Start DATASET RECORDS

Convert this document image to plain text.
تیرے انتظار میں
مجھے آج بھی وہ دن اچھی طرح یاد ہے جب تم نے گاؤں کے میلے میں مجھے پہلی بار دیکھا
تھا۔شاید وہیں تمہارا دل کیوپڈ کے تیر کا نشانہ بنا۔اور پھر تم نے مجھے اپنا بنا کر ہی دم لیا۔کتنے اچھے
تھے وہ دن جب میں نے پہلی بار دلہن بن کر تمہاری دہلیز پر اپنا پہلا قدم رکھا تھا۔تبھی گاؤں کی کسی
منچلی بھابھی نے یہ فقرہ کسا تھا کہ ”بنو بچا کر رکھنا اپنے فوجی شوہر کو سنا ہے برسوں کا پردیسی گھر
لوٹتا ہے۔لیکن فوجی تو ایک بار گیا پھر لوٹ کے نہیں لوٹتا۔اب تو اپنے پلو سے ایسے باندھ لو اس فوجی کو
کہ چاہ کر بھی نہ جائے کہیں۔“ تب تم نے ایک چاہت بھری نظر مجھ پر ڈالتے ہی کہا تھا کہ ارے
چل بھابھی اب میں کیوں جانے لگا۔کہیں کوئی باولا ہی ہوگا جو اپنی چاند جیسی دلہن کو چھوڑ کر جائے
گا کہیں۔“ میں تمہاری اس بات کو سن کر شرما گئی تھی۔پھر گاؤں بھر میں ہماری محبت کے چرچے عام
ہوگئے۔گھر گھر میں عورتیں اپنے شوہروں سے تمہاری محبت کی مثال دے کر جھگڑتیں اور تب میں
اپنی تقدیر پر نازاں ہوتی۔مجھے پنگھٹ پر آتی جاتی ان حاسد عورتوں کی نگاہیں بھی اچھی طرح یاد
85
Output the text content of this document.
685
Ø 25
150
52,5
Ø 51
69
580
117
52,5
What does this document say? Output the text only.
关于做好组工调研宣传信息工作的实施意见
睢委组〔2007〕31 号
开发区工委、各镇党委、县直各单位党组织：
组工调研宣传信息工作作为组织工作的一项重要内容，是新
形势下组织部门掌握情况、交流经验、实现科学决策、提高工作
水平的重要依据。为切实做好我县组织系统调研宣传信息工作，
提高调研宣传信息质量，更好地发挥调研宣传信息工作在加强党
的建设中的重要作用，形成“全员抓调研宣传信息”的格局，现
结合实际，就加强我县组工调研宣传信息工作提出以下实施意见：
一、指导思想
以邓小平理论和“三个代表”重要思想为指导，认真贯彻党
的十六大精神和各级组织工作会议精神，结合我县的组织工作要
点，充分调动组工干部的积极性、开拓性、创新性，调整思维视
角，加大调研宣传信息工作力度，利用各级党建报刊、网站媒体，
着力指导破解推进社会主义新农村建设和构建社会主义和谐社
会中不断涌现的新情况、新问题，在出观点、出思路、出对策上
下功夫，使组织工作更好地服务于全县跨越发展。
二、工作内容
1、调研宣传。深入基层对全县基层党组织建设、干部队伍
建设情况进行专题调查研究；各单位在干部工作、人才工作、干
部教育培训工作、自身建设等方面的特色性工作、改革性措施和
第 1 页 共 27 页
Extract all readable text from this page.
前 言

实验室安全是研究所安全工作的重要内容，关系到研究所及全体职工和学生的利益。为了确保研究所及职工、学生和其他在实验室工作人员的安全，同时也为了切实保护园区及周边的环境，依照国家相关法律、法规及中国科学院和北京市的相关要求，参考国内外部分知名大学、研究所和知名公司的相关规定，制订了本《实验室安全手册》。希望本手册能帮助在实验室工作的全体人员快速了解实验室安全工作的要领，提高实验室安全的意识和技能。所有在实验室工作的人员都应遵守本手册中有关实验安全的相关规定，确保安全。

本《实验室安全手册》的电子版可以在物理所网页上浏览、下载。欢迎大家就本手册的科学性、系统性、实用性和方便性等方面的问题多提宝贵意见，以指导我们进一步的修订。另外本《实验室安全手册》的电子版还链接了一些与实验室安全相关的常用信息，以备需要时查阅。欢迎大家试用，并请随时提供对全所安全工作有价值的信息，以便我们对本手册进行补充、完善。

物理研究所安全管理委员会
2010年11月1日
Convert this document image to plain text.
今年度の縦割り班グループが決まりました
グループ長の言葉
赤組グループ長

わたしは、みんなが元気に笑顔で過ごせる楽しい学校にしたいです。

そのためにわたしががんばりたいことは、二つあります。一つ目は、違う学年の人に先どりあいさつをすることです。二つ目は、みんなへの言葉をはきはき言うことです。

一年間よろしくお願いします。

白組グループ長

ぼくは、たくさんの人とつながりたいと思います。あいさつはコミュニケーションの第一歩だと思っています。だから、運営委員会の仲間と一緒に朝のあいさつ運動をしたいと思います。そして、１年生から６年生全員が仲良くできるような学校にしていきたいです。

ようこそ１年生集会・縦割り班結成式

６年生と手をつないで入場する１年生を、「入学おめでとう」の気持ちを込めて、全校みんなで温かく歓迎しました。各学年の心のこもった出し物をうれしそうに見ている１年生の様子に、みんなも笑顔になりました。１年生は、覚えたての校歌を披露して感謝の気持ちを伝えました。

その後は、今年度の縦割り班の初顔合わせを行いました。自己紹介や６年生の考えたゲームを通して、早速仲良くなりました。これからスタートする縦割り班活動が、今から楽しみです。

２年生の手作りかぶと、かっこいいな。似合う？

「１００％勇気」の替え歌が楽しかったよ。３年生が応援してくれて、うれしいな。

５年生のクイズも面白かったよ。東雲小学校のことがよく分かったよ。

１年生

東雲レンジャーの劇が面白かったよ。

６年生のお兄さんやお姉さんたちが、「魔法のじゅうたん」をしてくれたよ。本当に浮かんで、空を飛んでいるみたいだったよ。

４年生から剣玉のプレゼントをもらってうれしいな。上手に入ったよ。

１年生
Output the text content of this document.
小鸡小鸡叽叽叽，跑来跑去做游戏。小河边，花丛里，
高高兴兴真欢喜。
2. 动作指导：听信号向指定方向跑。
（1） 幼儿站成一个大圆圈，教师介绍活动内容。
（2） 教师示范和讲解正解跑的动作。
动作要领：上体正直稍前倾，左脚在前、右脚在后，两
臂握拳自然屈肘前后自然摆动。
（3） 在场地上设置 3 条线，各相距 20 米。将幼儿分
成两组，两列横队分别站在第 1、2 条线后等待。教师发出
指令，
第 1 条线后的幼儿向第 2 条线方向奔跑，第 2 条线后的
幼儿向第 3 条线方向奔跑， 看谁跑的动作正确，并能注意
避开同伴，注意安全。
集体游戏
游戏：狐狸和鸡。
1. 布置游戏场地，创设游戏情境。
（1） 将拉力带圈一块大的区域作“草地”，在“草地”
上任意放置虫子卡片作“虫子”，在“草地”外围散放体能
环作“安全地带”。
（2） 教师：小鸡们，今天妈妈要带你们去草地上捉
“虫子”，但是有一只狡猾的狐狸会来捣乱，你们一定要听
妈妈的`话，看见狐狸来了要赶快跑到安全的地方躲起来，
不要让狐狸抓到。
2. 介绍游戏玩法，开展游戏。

End DATASET RECORDS

* [DIRECTIONS]
Which lines in the data above contain "مجھے"? Show each one.

* [PROBLEM SOLUTION]
مجھے آج بھی وہ دن اچھی طرح یاد ہے جب تم نے گاؤں کے میلے میں مجھے پہلی بار دیکھا
تھا۔شاید وہیں تمہارا دل کیوپڈ کے تیر کا نشانہ بنا۔اور پھر تم نے مجھے اپنا بنا کر ہی دم لیا۔کتنے اچھے
اپنی تقدیر پر نازاں ہوتی۔مجھے پنگھٹ پر آتی جاتی ان حاسد عورتوں کی نگاہیں بھی اچھی طرح یاد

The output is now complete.